━━━━━ Records provided

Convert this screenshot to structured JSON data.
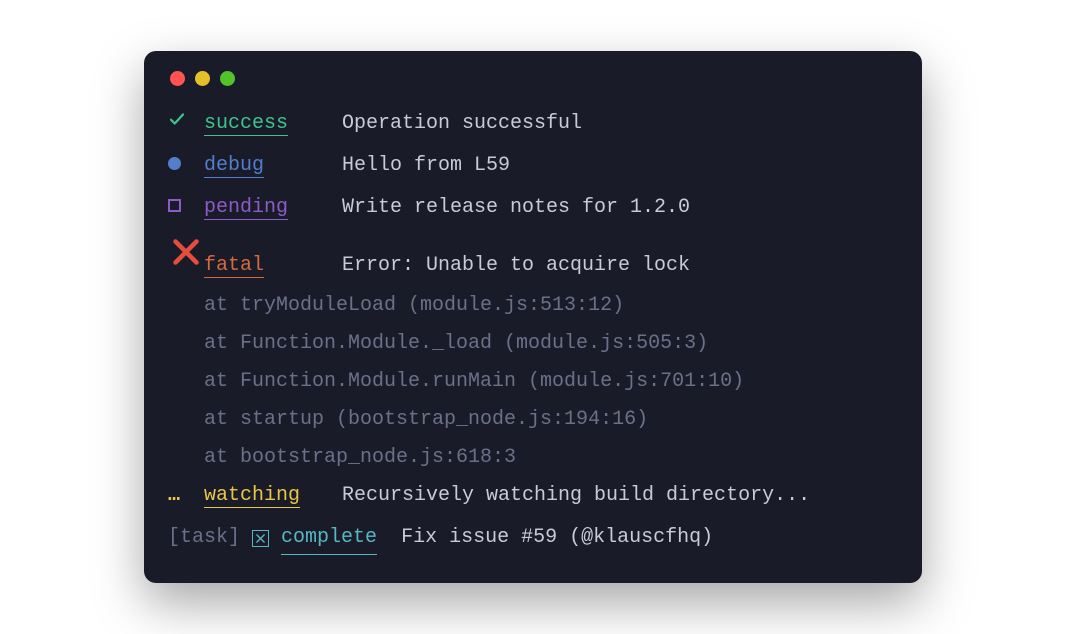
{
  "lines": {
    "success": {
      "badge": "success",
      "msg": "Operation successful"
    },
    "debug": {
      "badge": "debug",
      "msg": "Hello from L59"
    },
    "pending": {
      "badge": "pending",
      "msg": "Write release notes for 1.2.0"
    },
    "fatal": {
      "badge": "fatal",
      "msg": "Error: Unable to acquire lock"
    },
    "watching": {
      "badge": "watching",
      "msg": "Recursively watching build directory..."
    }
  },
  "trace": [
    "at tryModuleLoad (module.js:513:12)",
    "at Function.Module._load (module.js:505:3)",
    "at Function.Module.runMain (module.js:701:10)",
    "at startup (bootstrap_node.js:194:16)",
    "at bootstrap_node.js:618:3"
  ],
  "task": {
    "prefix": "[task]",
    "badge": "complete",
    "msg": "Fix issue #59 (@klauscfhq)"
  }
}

━━━━━━━━━━

◆ **Short problem**
Write out each entry exactly as given, but skip the pictures.

◆ **Solution for this exercise**
Convert this screenshot to structured JSON data.
{
  "lines": {
    "success": {
      "badge": "success",
      "msg": "Operation successful"
    },
    "debug": {
      "badge": "debug",
      "msg": "Hello from L59"
    },
    "pending": {
      "badge": "pending",
      "msg": "Write release notes for 1.2.0"
    },
    "fatal": {
      "badge": "fatal",
      "msg": "Error: Unable to acquire lock"
    },
    "watching": {
      "badge": "watching",
      "msg": "Recursively watching build directory..."
    }
  },
  "trace": [
    "at tryModuleLoad (module.js:513:12)",
    "at Function.Module._load (module.js:505:3)",
    "at Function.Module.runMain (module.js:701:10)",
    "at startup (bootstrap_node.js:194:16)",
    "at bootstrap_node.js:618:3"
  ],
  "task": {
    "prefix": "[task]",
    "badge": "complete",
    "msg": "Fix issue #59 (@klauscfhq)"
  }
}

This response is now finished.